# WORK TO BE COMPLETED
Update the data from the start through the line containing "histogram-bar [727, 610, 742, 760]", replacing "panel-border" with "panel-outline" and leaving everything else unchanged.

# LISTING
·····
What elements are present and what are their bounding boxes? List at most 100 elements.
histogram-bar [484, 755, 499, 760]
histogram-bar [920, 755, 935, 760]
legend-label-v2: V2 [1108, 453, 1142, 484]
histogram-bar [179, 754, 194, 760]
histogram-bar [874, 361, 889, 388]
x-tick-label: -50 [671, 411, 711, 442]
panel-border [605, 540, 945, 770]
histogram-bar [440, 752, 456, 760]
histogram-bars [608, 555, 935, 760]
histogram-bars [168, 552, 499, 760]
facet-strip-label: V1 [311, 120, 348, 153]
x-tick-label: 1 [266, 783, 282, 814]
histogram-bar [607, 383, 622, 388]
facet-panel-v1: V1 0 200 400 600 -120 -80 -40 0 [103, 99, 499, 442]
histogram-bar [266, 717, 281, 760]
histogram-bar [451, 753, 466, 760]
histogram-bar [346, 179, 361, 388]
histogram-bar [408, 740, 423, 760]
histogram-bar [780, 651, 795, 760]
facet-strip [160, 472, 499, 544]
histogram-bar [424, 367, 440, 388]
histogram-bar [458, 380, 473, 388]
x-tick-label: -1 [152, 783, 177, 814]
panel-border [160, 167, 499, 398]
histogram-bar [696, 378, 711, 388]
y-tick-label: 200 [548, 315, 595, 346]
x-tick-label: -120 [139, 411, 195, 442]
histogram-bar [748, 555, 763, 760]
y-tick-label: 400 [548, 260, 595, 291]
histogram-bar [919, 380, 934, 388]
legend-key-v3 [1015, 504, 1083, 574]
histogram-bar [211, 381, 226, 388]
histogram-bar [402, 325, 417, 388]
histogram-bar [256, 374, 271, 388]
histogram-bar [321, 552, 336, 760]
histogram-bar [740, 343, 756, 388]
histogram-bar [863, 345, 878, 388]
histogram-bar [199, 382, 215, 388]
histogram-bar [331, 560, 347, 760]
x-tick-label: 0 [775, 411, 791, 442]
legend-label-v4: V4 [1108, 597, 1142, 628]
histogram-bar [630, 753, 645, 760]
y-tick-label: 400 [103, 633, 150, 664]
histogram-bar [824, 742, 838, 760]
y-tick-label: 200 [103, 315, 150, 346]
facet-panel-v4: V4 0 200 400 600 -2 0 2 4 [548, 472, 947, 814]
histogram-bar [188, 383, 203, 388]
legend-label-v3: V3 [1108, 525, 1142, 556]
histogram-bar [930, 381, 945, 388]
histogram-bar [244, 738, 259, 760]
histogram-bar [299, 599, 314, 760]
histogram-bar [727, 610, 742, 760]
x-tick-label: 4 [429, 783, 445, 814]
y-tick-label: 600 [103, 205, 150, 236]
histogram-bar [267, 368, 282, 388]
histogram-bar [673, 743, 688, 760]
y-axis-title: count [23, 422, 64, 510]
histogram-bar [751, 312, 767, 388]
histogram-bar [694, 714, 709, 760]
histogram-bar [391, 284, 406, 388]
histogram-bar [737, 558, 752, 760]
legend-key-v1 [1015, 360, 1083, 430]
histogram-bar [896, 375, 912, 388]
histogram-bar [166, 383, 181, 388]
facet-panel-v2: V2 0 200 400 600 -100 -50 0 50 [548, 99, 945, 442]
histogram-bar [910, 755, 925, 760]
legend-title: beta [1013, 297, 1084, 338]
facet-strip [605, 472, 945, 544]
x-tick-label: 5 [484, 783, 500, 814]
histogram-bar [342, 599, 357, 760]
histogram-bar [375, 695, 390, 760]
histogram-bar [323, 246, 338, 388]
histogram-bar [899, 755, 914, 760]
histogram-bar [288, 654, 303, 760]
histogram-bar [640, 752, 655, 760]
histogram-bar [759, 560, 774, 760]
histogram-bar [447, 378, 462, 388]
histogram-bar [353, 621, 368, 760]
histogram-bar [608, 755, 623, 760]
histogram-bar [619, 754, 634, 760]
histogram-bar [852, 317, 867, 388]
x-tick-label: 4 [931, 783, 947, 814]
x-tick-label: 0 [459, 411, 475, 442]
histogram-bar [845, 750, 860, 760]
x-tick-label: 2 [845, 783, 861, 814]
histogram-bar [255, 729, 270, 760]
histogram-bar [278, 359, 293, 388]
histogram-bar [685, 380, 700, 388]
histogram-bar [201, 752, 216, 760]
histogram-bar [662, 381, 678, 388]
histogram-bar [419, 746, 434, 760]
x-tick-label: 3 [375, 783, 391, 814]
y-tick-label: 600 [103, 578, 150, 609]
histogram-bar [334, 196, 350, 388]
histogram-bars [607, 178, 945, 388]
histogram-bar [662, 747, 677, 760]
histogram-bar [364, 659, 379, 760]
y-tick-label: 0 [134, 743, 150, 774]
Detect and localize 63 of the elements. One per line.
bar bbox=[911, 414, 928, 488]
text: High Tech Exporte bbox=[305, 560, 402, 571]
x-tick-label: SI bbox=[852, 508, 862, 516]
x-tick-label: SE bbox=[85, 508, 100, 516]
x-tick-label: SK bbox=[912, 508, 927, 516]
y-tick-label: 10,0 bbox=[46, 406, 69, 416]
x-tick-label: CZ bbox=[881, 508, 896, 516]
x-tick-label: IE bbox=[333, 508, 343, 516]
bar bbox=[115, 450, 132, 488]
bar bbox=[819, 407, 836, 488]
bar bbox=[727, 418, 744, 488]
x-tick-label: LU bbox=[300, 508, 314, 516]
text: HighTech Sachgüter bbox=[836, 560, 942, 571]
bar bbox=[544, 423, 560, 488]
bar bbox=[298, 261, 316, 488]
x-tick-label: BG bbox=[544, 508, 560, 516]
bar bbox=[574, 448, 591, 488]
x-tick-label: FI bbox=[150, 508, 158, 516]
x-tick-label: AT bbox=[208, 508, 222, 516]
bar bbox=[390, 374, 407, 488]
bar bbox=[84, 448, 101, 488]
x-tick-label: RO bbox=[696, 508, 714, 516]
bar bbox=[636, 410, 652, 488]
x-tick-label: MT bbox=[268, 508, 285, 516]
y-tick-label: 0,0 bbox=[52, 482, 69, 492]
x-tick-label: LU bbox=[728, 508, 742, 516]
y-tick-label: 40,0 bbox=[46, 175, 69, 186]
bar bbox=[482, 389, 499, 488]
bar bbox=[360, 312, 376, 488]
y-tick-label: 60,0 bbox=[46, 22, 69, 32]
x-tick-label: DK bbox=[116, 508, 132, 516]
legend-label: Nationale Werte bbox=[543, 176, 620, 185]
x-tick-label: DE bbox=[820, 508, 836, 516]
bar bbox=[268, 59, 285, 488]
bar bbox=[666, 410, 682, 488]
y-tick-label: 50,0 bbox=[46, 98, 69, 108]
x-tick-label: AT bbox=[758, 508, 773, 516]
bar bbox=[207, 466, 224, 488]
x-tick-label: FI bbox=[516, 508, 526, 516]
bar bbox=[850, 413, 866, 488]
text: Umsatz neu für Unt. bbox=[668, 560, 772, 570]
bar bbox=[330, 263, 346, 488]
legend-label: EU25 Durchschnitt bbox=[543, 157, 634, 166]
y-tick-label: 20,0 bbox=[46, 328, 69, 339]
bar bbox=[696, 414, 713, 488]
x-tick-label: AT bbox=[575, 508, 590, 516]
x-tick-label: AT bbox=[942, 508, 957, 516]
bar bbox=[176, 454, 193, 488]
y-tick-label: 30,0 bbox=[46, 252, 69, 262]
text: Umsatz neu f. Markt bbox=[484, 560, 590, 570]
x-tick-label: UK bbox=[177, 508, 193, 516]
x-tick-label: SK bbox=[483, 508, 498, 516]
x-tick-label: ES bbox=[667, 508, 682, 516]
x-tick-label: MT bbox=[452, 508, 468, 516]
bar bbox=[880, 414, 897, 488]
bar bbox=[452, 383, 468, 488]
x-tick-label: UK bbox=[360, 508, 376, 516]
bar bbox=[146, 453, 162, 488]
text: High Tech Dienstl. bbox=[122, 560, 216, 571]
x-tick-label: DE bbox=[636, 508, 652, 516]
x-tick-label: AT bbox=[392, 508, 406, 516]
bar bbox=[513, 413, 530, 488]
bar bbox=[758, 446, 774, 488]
·····
# FINAL RESULT
What elements are present and what are their bounding boxes? List at most 100 elements.
histogram-bar [484, 755, 499, 760]
histogram-bar [920, 755, 935, 760]
legend-label-v2: V2 [1108, 453, 1142, 484]
histogram-bar [179, 754, 194, 760]
histogram-bar [874, 361, 889, 388]
x-tick-label: -50 [671, 411, 711, 442]
panel-outline [605, 540, 945, 770]
histogram-bar [440, 752, 456, 760]
histogram-bars [608, 555, 935, 760]
histogram-bars [168, 552, 499, 760]
facet-strip-label: V1 [311, 120, 348, 153]
x-tick-label: 1 [266, 783, 282, 814]
histogram-bar [607, 383, 622, 388]
facet-panel-v1: V1 0 200 400 600 -120 -80 -40 0 [103, 99, 499, 442]
histogram-bar [266, 717, 281, 760]
histogram-bar [451, 753, 466, 760]
histogram-bar [346, 179, 361, 388]
histogram-bar [408, 740, 423, 760]
histogram-bar [780, 651, 795, 760]
facet-strip [160, 472, 499, 544]
histogram-bar [424, 367, 440, 388]
histogram-bar [458, 380, 473, 388]
x-tick-label: -1 [152, 783, 177, 814]
panel-outline [160, 167, 499, 398]
histogram-bar [696, 378, 711, 388]
y-tick-label: 200 [548, 315, 595, 346]
x-tick-label: -120 [139, 411, 195, 442]
histogram-bar [748, 555, 763, 760]
y-tick-label: 400 [548, 260, 595, 291]
histogram-bar [919, 380, 934, 388]
legend-key-v3 [1015, 504, 1083, 574]
histogram-bar [211, 381, 226, 388]
histogram-bar [402, 325, 417, 388]
histogram-bar [256, 374, 271, 388]
histogram-bar [321, 552, 336, 760]
histogram-bar [740, 343, 756, 388]
histogram-bar [863, 345, 878, 388]
histogram-bar [199, 382, 215, 388]
histogram-bar [331, 560, 347, 760]
x-tick-label: 0 [775, 411, 791, 442]
legend-label-v4: V4 [1108, 597, 1142, 628]
histogram-bar [630, 753, 645, 760]
y-tick-label: 400 [103, 633, 150, 664]
histogram-bar [824, 742, 838, 760]
y-tick-label: 200 [103, 315, 150, 346]
facet-panel-v4: V4 0 200 400 600 -2 0 2 4 [548, 472, 947, 814]
histogram-bar [188, 383, 203, 388]
legend-label-v3: V3 [1108, 525, 1142, 556]
histogram-bar [930, 381, 945, 388]
histogram-bar [244, 738, 259, 760]
histogram-bar [299, 599, 314, 760]
histogram-bar [727, 610, 742, 760]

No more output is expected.